- EXERCISE -
Leave out the pictures; transcribe all else exactly.

- ENTRIES PROVIDED -
# # # # # # #

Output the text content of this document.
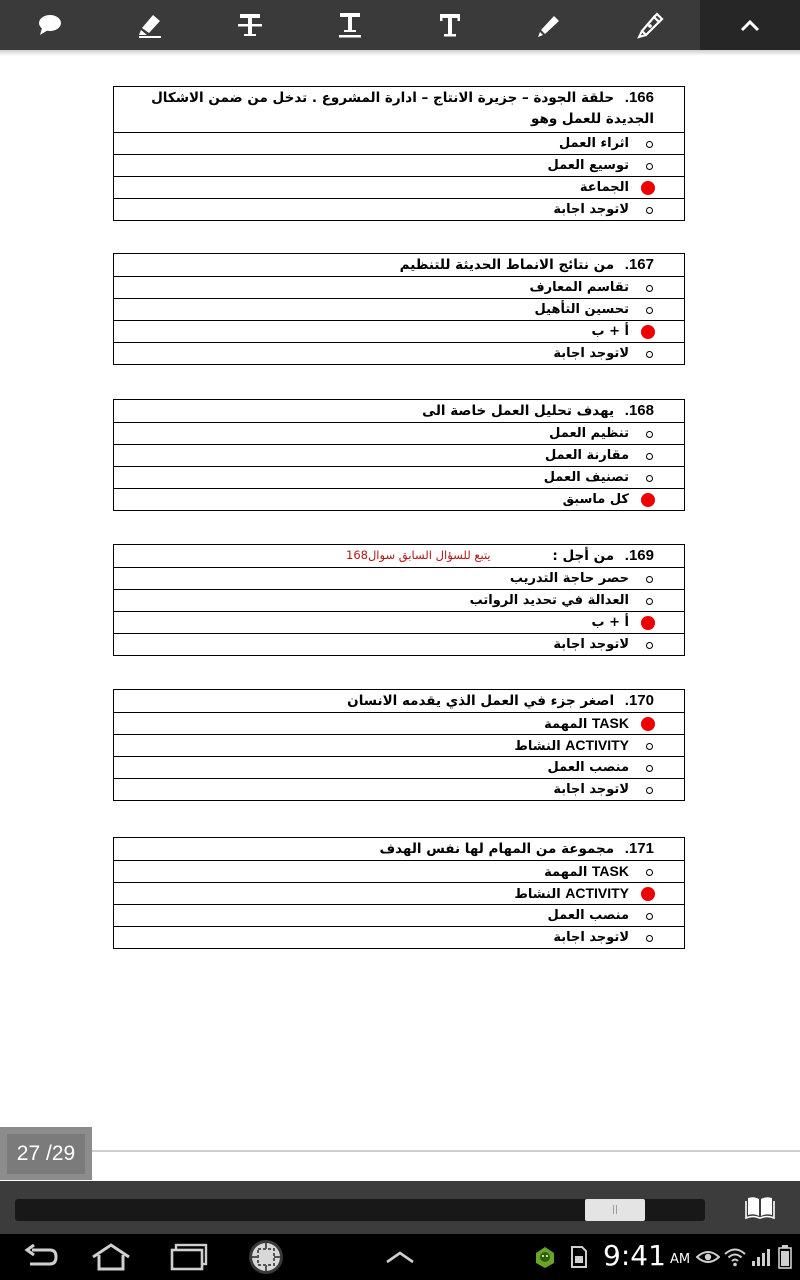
166. حلقة الجودة – جزيرة الانتاج – ادارة المشروع . تدخل من ضمن الاشكال الجديدة للعمل وهو
اثراء العمل
توسيع العمل
الجماعة
لاتوجد اجابة
167. من نتائج الانماط الحديثة للتنظيم
تقاسم المعارف
تحسين التأهيل
أ + ب
لاتوجد اجابة
168. يهدف تحليل العمل خاصة الى
تنظيم العمل
مقارنة العمل
تصنيف العمل
كل ماسبق
169. من أجل :
يتبع للسؤال السابق سوال168
حصر حاجة التدريب
العدالة في تحديد الرواتب
أ + ب
لاتوجد اجابة
170. اصغر جزء في العمل الذي يقدمه الانسان
TASK المهمة
ACTIVITY النشاط
منصب العمل
لاتوجد اجابة
171. مجموعة من المهام لها نفس الهدف
TASK المهمة
ACTIVITY النشاط
منصب العمل
لاتوجد اجابة
27 /29
||
9:41 AM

# # # # # # #

- EXERCISE RESPONSE -
Output the text content of this document.
166. حلقة الجودة – جزيرة الانتاج – ادارة المشروع . تدخل من ضمن الاشكال الجديدة للعمل وهو
اثراء العمل
توسيع العمل
الجماعة
لاتوجد اجابة
167. من نتائج الانماط الحديثة للتنظيم
تقاسم المعارف
تحسين التأهيل
أ + ب
لاتوجد اجابة
168. يهدف تحليل العمل خاصة الى
تنظيم العمل
مقارنة العمل
تصنيف العمل
كل ماسبق
169. من أجل :
يتبع للسؤال السابق سوال168
حصر حاجة التدريب
العدالة في تحديد الرواتب
أ + ب
لاتوجد اجابة
170. اصغر جزء في العمل الذي يقدمه الانسان
TASK المهمة
ACTIVITY النشاط
منصب العمل
لاتوجد اجابة
171. مجموعة من المهام لها نفس الهدف
TASK المهمة
ACTIVITY النشاط
منصب العمل
لاتوجد اجابة
27 /29
||
9:41 AM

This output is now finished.